Task brief
Look below and pull out each line with the word "Visits".

Record list
════════════════

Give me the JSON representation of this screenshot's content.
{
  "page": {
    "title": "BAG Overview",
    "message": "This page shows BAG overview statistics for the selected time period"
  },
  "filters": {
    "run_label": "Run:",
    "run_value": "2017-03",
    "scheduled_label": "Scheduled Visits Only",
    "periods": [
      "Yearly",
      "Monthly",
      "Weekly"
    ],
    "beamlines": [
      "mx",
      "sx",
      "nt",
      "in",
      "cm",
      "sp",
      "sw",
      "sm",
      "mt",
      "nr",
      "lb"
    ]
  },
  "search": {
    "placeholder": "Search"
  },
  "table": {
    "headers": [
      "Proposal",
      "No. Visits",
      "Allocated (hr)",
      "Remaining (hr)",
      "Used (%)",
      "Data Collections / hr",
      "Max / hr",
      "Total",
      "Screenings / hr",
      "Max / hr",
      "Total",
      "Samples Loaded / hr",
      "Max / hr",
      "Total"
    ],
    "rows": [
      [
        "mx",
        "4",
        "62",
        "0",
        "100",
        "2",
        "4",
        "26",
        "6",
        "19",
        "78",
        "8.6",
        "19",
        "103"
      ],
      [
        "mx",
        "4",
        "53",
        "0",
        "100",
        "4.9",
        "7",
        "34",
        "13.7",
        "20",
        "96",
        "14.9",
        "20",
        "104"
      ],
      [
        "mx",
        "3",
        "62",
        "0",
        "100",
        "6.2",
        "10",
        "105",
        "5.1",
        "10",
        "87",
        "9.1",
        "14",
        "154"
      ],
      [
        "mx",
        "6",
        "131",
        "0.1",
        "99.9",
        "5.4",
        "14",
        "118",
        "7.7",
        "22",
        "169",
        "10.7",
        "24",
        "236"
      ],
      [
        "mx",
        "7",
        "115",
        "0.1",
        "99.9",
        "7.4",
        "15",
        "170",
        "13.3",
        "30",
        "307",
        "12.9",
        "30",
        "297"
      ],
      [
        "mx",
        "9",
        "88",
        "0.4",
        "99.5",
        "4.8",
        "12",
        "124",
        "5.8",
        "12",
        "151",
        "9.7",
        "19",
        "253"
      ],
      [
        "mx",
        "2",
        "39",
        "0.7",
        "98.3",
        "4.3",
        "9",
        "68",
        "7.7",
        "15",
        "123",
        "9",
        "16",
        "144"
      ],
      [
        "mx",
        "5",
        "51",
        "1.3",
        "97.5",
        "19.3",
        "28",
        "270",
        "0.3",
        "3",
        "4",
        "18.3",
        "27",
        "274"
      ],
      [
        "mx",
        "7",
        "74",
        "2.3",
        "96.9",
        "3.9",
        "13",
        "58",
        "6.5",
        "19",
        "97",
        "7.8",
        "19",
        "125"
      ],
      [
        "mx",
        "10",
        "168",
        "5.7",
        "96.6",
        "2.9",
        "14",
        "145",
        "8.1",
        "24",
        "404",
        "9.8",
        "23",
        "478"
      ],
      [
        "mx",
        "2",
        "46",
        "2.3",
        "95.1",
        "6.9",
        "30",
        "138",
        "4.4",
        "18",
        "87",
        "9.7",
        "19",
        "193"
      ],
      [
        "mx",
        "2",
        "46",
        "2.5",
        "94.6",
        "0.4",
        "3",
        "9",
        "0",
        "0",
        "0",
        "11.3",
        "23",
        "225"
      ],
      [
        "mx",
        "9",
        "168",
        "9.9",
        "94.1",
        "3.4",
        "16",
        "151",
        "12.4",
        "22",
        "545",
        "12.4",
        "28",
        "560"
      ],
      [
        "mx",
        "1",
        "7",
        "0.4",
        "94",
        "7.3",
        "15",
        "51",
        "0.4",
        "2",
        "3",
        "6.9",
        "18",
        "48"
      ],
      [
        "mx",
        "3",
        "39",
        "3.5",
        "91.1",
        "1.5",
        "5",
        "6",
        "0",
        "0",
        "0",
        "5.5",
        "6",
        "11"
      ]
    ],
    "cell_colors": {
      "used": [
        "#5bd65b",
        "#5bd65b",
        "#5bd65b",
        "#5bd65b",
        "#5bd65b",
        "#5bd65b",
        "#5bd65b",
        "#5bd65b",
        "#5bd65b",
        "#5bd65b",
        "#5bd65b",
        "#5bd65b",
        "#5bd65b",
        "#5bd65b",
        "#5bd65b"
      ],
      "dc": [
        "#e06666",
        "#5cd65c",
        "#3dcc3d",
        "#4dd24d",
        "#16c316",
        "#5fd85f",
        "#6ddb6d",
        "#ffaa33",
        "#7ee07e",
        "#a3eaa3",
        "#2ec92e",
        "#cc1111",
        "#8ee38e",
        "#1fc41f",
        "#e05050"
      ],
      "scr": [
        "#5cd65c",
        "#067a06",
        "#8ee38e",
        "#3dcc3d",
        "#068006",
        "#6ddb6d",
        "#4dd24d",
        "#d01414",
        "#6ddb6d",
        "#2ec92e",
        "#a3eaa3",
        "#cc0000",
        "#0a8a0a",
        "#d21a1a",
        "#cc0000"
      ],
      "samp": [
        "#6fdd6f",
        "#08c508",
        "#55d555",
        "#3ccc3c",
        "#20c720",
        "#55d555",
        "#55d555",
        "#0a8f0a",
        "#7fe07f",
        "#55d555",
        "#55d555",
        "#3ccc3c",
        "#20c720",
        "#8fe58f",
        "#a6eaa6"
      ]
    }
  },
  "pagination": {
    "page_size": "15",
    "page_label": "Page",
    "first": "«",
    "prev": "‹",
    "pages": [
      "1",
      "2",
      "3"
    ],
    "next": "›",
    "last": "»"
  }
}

════════════════

Reply to the task
    "scheduled_label": "Scheduled Visits Only",
      "No. Visits",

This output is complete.